AIM → Each entry below is to be printed verbatim.

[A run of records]
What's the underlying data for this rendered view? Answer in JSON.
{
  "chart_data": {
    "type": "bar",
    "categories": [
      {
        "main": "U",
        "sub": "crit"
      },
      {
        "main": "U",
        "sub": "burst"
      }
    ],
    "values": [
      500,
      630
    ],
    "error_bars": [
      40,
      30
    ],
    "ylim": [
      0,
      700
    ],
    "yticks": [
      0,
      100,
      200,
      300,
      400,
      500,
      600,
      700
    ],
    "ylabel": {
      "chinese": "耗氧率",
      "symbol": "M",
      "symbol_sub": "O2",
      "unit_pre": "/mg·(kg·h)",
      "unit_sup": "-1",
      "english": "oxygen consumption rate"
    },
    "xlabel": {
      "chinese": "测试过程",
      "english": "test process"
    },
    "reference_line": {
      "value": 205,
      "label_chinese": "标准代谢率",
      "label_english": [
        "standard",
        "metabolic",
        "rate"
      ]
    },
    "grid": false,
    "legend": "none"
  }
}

SOLUTION TO THIS EXERCISE →
What's the underlying data for this rendered view? Answer in JSON.
{
  "chart_data": {
    "type": "bar",
    "categories": [
      {
        "main": "U",
        "sub": "crit"
      },
      {
        "main": "U",
        "sub": "burst"
      }
    ],
    "values": [
      500,
      630
    ],
    "error_bars": [
      40,
      30
    ],
    "ylim": [
      0,
      700
    ],
    "yticks": [
      0,
      100,
      200,
      300,
      400,
      500,
      600,
      700
    ],
    "ylabel": {
      "chinese": "耗氧率",
      "symbol": "M",
      "symbol_sub": "O2",
      "unit_pre": "/mg·(kg·h)",
      "unit_sup": "-1",
      "english": "oxygen consumption rate"
    },
    "xlabel": {
      "chinese": "测试过程",
      "english": "test process"
    },
    "reference_line": {
      "value": 205,
      "label_chinese": "标准代谢率",
      "label_english": [
        "standard",
        "metabolic",
        "rate"
      ]
    },
    "grid": false,
    "legend": "none"
  }
}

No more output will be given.